--- Short task ---
In the entries below, find the lines that contain the word "content" and copy them.

--- Collected data ---
* BEGIN *
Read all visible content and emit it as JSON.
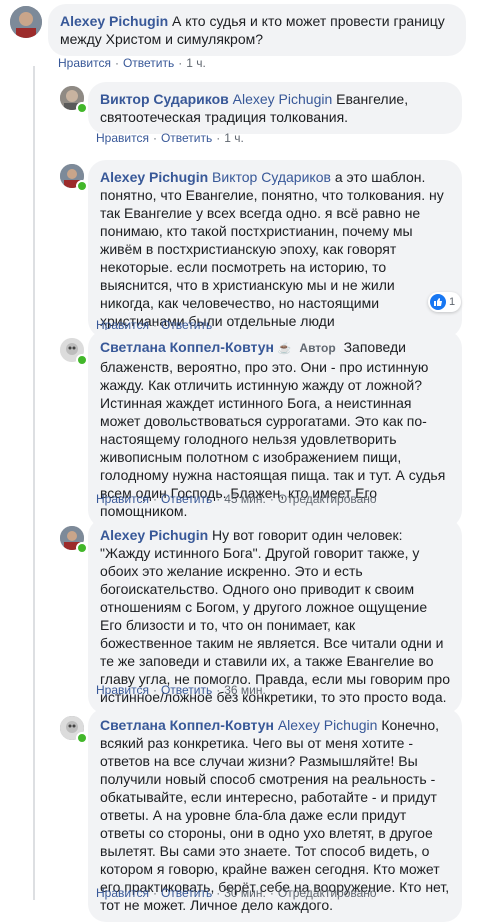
{
  "comments": [
    {
      "author": "Alexey Pichugin",
      "text": "А кто судья и кто может провести границу между Христом и симулякром?",
      "like": "Нравится",
      "reply": "Ответить",
      "time": "1 ч."
    },
    {
      "author": "Виктор Судариков",
      "mention": "Alexey Pichugin",
      "text": "Евангелие, святоотеческая традиция толкования.",
      "like": "Нравится",
      "reply": "Ответить",
      "time": "1 ч."
    },
    {
      "author": "Alexey Pichugin",
      "mention": "Виктор Судариков",
      "text": "а это шаблон. понятно, что Евангелие, понятно, что толкования. ну так Евангелие у всех всегда одно. я всё равно не понимаю, кто такой постхристианин, почему мы живём в постхристианскую эпоху, как говорят некоторые. если посмотреть на историю, то выяснится, что в христианскую мы и не жили никогда, как человечество, но настоящими христианами были отдельные люди",
      "reaction_count": "1",
      "like": "Нравится",
      "reply": "Ответить",
      "time": ""
    },
    {
      "author": "Светлана Коппел-Ковтун",
      "badge": "Автор",
      "text": "Заповеди блаженств, вероятно, про это. Они - про истинную жажду. Как отличить истинную жажду от ложной? Истинная жаждет истинного Бога, а неистинная может довольствоваться суррогатами. Это как по-настоящему голодного нельзя удовлетворить живописным полотном с изображением пищи, голодному нужна настоящая пища. так и тут. А судья всем один Господь. Блажен, кто имеет Его помощником.",
      "like": "Нравится",
      "reply": "Ответить",
      "time": "45 мин.",
      "edited": "Отредактировано"
    },
    {
      "author": "Alexey Pichugin",
      "text": "Ну вот говорит один человек: \"Жажду истинного Бога\". Другой говорит также, у обоих это желание искренно. Это и есть богоискательство. Одного оно приводит к своим отношениям с Богом, у другого ложное ощущение Его близости и то, что он понимает, как божественное таким не является. Все читали одни и те же заповеди и ставили их, а также Евангелие во главу угла, не помогло. Правда, если мы говорим про истинное/ложное без конкретики, то это просто вода.",
      "like": "Нравится",
      "reply": "Ответить",
      "time": "36 мин."
    },
    {
      "author": "Светлана Коппел-Ковтун",
      "mention": "Alexey Pichugin",
      "text": "Конечно, всякий раз конкретика. Чего вы от меня хотите - ответов на все случаи жизни? Размышляйте! Вы получили новый способ смотрения на реальность - обкатывайте, если интересно, работайте - и придут ответы. А на уровне бла-бла даже если придут ответы со стороны, они в одно ухо влетят, в другое вылетят. Вы сами это знаете. Тот способ видеть, о котором я говорю, крайне важен сегодня. Кто может его практиковать, берёт себе на вооружение. Кто нет, тот не может. Личное дело каждого.",
      "like": "Нравится",
      "reply": "Ответить",
      "time": "30 мин.",
      "edited": "Отредактировано"
    }
  ],
  "icons": {
    "online": "online-dot",
    "like": "thumbs-up-icon",
    "mug": "mug-icon"
  },
  "colors": {
    "link": "#385898",
    "bubble": "#f2f3f5",
    "online": "#42b72a",
    "like": "#1877f2"
  }
}
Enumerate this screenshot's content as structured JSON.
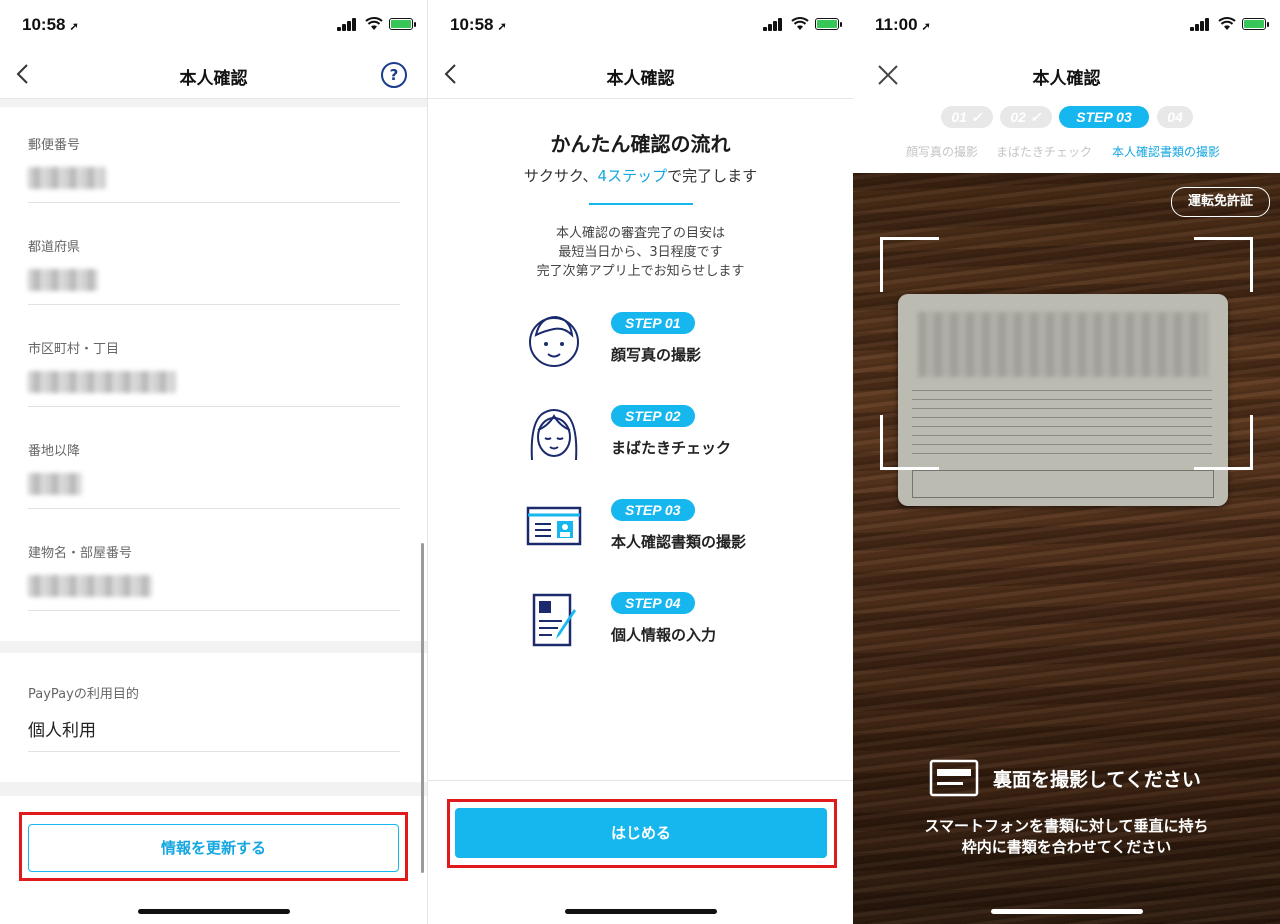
{
  "panel1": {
    "status": {
      "time": "10:58",
      "arrow": "➚"
    },
    "title": "本人確認",
    "help": "?",
    "fields": [
      {
        "label": "郵便番号"
      },
      {
        "label": "都道府県"
      },
      {
        "label": "市区町村・丁目"
      },
      {
        "label": "番地以降"
      },
      {
        "label": "建物名・部屋番号"
      }
    ],
    "purpose": {
      "label": "PayPayの利用目的",
      "value": "個人利用"
    },
    "update_button": "情報を更新する"
  },
  "panel2": {
    "status": {
      "time": "10:58",
      "arrow": "➚"
    },
    "title": "本人確認",
    "heading": "かんたん確認の流れ",
    "subtitle_pre": "サクサク、",
    "subtitle_hl": "4ステップ",
    "subtitle_post": "で完了します",
    "info": [
      "本人確認の審査完了の目安は",
      "最短当日から、3日程度です",
      "完了次第アプリ上でお知らせします"
    ],
    "steps": [
      {
        "badge": "STEP 01",
        "label": "顔写真の撮影",
        "icon": "face-icon"
      },
      {
        "badge": "STEP 02",
        "label": "まばたきチェック",
        "icon": "woman-face-icon"
      },
      {
        "badge": "STEP 03",
        "label": "本人確認書類の撮影",
        "icon": "id-card-icon"
      },
      {
        "badge": "STEP 04",
        "label": "個人情報の入力",
        "icon": "form-pen-icon"
      }
    ],
    "start_button": "はじめる"
  },
  "panel3": {
    "status": {
      "time": "11:00",
      "arrow": "➚"
    },
    "title": "本人確認",
    "chips": [
      "01 ✓",
      "02 ✓",
      "STEP 03",
      "04"
    ],
    "chip_labels": [
      "顔写真の撮影",
      "まばたきチェック",
      "本人確認書類の撮影"
    ],
    "doc_type": "運転免許証",
    "guide_title": "裏面を撮影してください",
    "guide_lines": [
      "スマートフォンを書類に対して垂直に持ち",
      "枠内に書類を合わせてください"
    ]
  },
  "colors": {
    "accent": "#16b6ee",
    "navy": "#1a3c8c",
    "highlight_box": "#e0191b"
  }
}
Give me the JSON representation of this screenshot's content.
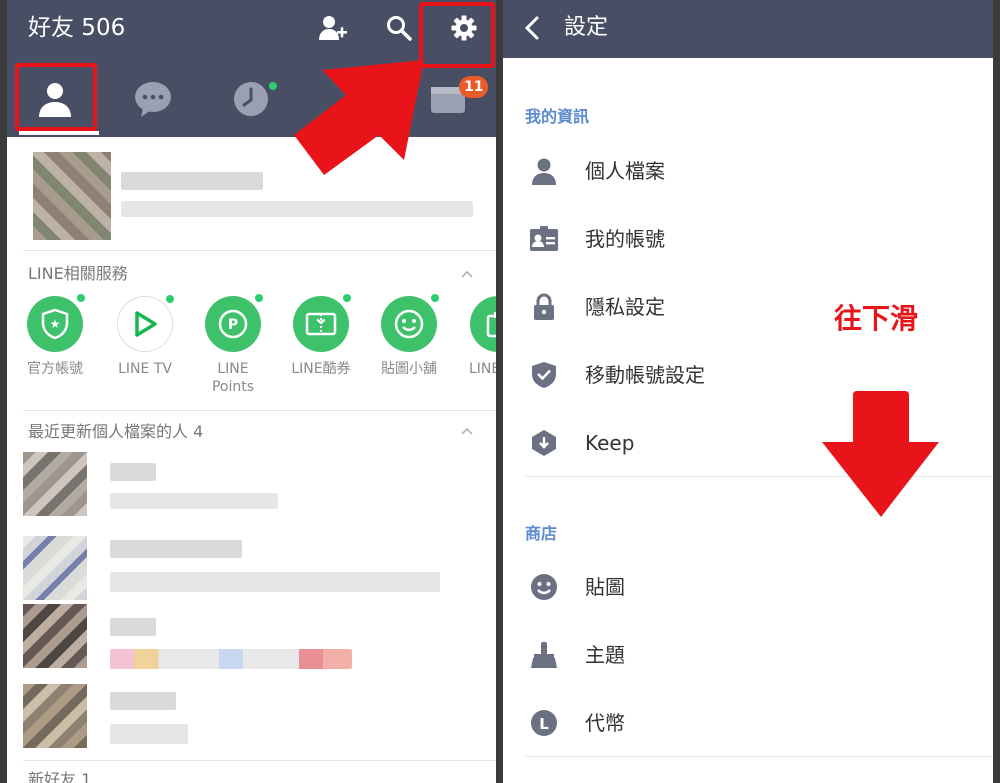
* END *
--- Exercise response ---
Read all visible content and emit it as JSON.
Enumerate this screenshot's content as structured JSON.
Give me the JSON representation of this screenshot's content.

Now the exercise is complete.